▶ [Stored data]:
>>
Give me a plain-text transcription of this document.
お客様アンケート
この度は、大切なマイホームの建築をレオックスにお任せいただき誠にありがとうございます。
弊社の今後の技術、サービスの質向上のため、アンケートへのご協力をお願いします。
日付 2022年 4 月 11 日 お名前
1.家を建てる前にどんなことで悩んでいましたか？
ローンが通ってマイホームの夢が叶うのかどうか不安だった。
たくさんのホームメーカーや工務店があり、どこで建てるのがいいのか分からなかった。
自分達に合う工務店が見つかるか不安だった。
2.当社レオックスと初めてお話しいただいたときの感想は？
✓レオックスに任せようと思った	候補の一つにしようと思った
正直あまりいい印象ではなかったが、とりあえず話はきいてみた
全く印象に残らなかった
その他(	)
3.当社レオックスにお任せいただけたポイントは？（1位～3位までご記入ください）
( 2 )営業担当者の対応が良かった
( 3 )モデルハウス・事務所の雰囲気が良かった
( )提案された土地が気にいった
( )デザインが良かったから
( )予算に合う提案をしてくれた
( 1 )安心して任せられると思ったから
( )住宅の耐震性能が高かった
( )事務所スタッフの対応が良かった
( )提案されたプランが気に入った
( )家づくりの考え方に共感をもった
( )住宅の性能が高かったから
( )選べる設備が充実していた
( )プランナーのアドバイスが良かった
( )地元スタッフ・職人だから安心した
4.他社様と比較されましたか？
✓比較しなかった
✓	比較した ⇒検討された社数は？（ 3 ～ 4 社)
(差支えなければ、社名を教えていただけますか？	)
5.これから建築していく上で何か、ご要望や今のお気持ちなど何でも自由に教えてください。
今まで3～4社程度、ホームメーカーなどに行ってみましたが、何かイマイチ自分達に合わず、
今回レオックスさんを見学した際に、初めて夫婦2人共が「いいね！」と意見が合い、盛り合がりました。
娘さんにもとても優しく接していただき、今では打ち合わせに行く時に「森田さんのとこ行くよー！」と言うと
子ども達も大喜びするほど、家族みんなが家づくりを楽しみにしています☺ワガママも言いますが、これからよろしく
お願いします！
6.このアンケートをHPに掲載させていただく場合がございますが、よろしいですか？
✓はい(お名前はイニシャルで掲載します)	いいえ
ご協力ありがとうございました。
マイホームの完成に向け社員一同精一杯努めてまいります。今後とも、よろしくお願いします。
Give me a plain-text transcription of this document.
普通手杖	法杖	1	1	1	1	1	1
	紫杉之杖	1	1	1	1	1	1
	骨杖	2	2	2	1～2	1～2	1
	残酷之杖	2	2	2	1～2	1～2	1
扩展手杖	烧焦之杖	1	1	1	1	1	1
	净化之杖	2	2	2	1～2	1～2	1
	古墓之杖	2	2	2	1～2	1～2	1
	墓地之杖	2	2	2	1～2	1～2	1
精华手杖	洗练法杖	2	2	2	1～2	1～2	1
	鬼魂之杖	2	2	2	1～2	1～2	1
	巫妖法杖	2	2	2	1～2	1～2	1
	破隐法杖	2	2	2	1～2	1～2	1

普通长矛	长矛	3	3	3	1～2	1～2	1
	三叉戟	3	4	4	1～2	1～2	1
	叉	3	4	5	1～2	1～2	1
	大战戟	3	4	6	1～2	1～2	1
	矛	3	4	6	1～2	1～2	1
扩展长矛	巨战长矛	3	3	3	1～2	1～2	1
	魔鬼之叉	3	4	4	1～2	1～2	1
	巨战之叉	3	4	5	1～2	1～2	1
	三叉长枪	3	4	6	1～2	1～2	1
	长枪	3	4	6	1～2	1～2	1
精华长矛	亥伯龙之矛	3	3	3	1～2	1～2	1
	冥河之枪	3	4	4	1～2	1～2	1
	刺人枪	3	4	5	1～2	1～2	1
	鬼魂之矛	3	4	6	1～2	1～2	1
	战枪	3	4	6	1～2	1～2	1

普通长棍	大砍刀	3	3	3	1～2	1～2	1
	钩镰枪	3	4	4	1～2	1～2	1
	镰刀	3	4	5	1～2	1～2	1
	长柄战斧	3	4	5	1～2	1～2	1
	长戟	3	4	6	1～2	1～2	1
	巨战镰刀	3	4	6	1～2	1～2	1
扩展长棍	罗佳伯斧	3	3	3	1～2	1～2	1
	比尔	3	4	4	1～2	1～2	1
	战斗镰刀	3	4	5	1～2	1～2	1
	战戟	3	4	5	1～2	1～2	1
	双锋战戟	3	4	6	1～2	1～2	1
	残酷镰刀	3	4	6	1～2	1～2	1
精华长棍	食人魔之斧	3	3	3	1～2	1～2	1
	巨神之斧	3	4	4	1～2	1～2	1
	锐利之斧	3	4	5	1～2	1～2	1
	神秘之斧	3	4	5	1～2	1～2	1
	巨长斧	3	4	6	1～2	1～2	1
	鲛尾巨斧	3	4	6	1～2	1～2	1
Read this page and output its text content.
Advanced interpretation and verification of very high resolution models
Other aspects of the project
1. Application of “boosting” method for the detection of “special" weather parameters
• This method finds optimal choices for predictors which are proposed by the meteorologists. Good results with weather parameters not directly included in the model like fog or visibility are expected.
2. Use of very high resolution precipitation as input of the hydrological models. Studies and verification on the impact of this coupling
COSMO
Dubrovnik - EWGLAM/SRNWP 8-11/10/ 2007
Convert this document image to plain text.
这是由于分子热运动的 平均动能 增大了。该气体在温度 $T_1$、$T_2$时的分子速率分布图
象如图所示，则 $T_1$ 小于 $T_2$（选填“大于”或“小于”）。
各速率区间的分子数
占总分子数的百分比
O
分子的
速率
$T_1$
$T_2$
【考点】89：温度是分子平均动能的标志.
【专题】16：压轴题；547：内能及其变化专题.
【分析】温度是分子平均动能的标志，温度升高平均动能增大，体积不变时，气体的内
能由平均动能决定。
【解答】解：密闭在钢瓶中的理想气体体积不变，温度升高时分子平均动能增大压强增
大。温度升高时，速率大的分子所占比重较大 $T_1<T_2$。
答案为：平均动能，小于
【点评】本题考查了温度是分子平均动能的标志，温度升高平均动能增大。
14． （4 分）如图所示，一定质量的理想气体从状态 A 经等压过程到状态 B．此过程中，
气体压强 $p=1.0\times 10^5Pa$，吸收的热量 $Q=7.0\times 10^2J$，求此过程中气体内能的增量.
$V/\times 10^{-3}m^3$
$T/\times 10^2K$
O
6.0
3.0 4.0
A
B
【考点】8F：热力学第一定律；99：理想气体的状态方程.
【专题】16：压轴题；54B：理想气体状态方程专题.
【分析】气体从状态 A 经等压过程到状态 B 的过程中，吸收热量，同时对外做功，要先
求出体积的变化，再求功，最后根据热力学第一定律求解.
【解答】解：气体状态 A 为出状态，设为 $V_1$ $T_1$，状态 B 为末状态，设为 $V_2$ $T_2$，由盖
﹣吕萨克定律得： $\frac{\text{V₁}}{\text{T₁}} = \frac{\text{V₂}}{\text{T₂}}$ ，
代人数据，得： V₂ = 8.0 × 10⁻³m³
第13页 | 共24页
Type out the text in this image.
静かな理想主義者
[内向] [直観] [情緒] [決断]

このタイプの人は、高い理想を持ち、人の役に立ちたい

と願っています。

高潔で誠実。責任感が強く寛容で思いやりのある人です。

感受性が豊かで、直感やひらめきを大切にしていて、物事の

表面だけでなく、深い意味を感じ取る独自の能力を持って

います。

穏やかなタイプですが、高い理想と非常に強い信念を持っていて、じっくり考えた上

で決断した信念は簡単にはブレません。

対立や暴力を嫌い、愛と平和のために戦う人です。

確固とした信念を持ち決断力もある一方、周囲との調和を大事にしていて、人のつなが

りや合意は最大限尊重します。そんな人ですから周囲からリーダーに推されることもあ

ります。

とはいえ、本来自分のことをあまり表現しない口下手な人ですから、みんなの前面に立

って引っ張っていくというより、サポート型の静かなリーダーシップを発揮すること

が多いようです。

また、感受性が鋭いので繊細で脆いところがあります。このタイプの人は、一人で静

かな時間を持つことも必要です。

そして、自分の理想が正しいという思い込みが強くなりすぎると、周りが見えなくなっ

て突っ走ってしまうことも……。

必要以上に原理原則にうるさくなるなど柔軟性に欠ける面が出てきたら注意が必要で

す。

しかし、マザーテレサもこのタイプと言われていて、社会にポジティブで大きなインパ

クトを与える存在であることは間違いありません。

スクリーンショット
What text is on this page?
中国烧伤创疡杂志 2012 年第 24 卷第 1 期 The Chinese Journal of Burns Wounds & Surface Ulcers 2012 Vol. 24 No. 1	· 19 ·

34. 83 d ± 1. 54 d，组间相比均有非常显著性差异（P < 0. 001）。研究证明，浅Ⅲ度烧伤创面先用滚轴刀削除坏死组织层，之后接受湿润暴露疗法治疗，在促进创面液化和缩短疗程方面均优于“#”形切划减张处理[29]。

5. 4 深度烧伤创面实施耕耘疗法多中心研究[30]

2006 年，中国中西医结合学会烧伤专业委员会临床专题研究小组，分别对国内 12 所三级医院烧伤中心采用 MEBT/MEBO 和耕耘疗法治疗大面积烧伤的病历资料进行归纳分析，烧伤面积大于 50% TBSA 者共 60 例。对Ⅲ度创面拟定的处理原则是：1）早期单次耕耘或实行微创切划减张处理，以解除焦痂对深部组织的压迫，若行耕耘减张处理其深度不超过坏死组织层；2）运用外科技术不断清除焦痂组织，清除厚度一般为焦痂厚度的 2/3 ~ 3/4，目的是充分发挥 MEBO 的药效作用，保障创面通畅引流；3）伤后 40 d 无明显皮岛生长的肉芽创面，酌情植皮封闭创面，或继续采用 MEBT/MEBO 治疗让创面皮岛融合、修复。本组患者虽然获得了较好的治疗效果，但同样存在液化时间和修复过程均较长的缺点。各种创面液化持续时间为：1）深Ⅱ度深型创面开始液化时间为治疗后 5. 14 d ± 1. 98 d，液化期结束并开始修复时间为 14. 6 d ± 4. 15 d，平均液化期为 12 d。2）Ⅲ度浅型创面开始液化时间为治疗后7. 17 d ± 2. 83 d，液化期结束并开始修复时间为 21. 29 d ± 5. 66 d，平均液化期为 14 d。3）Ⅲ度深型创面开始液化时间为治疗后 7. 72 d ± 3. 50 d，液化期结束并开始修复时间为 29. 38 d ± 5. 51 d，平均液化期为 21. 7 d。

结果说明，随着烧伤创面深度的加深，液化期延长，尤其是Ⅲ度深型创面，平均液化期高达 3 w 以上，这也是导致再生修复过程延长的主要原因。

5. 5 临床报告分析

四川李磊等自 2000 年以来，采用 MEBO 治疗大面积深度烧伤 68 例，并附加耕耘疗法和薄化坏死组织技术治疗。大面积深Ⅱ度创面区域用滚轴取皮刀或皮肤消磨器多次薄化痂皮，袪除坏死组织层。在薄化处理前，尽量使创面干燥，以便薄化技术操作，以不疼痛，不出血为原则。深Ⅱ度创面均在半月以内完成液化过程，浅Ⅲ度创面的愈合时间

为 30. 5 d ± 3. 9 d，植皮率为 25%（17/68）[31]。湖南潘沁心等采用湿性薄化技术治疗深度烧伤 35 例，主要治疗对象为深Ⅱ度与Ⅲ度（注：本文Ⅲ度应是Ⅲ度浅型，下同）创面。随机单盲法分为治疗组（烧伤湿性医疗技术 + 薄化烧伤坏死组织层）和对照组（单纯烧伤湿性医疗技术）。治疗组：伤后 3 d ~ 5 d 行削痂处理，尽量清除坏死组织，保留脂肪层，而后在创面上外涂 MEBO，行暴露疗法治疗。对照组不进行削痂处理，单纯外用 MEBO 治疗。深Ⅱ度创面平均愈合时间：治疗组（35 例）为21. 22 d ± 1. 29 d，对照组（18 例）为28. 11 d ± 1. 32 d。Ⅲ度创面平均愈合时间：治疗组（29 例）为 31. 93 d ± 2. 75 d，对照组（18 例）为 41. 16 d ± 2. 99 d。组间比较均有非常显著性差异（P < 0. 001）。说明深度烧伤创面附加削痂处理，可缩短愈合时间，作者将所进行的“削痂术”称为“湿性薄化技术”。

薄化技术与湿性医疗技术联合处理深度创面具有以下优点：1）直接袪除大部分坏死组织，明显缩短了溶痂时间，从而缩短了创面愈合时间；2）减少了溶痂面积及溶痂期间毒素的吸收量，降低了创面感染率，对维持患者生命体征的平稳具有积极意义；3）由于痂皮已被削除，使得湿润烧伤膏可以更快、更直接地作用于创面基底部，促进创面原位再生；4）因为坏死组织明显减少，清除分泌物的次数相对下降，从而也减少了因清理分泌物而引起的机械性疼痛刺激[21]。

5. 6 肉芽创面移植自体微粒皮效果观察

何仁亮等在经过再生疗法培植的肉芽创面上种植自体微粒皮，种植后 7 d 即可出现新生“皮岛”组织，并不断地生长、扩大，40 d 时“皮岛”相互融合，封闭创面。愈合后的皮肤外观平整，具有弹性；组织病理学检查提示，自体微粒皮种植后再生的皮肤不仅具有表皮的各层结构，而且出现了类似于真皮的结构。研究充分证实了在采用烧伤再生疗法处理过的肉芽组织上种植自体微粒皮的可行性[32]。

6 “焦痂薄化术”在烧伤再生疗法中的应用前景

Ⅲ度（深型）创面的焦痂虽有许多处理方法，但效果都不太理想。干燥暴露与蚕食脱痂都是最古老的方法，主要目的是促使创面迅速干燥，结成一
<<
▶ [The problem]:
Show all lines from the records above where the word "times" occurs.

▶ [Full solution]:
气体压强 $p=1.0\times 10^5Pa$，吸收的热量 $Q=7.0\times 10^2J$，求此过程中气体内能的增量.
$V/\times 10^{-3}m^3$
$T/\times 10^2K$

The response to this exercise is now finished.